◆ Task prompt ◆
Present the following data again exactly as it is shown.

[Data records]

*****

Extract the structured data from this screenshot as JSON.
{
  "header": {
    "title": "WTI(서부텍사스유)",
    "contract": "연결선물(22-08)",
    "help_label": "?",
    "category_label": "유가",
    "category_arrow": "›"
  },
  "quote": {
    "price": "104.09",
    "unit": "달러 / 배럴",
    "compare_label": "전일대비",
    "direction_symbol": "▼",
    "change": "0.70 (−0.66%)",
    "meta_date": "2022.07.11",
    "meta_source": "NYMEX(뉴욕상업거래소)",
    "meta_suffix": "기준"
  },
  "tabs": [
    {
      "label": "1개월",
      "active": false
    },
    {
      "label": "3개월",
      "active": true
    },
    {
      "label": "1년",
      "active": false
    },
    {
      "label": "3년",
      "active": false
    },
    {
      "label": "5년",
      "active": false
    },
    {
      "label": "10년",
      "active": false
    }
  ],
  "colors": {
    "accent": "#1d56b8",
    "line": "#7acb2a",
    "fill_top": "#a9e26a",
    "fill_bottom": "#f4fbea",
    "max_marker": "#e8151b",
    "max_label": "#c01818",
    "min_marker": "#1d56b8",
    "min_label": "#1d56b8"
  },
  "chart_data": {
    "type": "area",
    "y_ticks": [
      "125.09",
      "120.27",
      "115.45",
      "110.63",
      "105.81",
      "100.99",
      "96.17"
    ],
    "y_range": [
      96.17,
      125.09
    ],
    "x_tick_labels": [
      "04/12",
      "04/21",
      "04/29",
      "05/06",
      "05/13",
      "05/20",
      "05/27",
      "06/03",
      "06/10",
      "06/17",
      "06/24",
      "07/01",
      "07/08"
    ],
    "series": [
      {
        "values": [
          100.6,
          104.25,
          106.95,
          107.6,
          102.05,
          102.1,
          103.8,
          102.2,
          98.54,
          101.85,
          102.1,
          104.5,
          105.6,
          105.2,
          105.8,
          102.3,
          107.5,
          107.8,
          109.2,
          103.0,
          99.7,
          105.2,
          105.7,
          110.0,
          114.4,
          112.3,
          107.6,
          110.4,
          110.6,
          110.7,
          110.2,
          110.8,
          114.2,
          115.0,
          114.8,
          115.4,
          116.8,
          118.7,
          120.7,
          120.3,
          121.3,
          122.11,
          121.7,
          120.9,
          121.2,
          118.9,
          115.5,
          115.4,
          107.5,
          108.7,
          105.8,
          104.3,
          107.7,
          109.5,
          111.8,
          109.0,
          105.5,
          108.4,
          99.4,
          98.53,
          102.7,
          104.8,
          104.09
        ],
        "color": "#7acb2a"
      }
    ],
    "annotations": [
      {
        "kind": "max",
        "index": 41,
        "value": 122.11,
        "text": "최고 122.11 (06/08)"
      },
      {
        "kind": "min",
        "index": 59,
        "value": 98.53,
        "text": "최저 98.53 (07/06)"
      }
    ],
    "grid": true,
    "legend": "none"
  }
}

*****

◆ Solution for this exercise ◆
Extract the structured data from this screenshot as JSON.
{
  "header": {
    "title": "WTI(서부텍사스유)",
    "contract": "연결선물(22-08)",
    "help_label": "?",
    "category_label": "유가",
    "category_arrow": "›"
  },
  "quote": {
    "price": "104.09",
    "unit": "달러 / 배럴",
    "compare_label": "전일대비",
    "direction_symbol": "▼",
    "change": "0.70 (−0.66%)",
    "meta_date": "2022.07.11",
    "meta_source": "NYMEX(뉴욕상업거래소)",
    "meta_suffix": "기준"
  },
  "tabs": [
    {
      "label": "1개월",
      "active": false
    },
    {
      "label": "3개월",
      "active": true
    },
    {
      "label": "1년",
      "active": false
    },
    {
      "label": "3년",
      "active": false
    },
    {
      "label": "5년",
      "active": false
    },
    {
      "label": "10년",
      "active": false
    }
  ],
  "colors": {
    "accent": "#1d56b8",
    "line": "#7acb2a",
    "fill_top": "#a9e26a",
    "fill_bottom": "#f4fbea",
    "max_marker": "#e8151b",
    "max_label": "#c01818",
    "min_marker": "#1d56b8",
    "min_label": "#1d56b8"
  },
  "chart_data": {
    "type": "area",
    "y_ticks": [
      "125.09",
      "120.27",
      "115.45",
      "110.63",
      "105.81",
      "100.99",
      "96.17"
    ],
    "y_range": [
      96.17,
      125.09
    ],
    "x_tick_labels": [
      "04/12",
      "04/21",
      "04/29",
      "05/06",
      "05/13",
      "05/20",
      "05/27",
      "06/03",
      "06/10",
      "06/17",
      "06/24",
      "07/01",
      "07/08"
    ],
    "series": [
      {
        "values": [
          100.6,
          104.25,
          106.95,
          107.6,
          102.05,
          102.1,
          103.8,
          102.2,
          98.54,
          101.85,
          102.1,
          104.5,
          105.6,
          105.2,
          105.8,
          102.3,
          107.5,
          107.8,
          109.2,
          103.0,
          99.7,
          105.2,
          105.7,
          110.0,
          114.4,
          112.3,
          107.6,
          110.4,
          110.6,
          110.7,
          110.2,
          110.8,
          114.2,
          115.0,
          114.8,
          115.4,
          116.8,
          118.7,
          120.7,
          120.3,
          121.3,
          122.11,
          121.7,
          120.9,
          121.2,
          118.9,
          115.5,
          115.4,
          107.5,
          108.7,
          105.8,
          104.3,
          107.7,
          109.5,
          111.8,
          109.0,
          105.5,
          108.4,
          99.4,
          98.53,
          102.7,
          104.8,
          104.09
        ],
        "color": "#7acb2a"
      }
    ],
    "annotations": [
      {
        "kind": "max",
        "index": 41,
        "value": 122.11,
        "text": "최고 122.11 (06/08)"
      },
      {
        "kind": "min",
        "index": 59,
        "value": 98.53,
        "text": "최저 98.53 (07/06)"
      }
    ],
    "grid": true,
    "legend": "none"
  }
}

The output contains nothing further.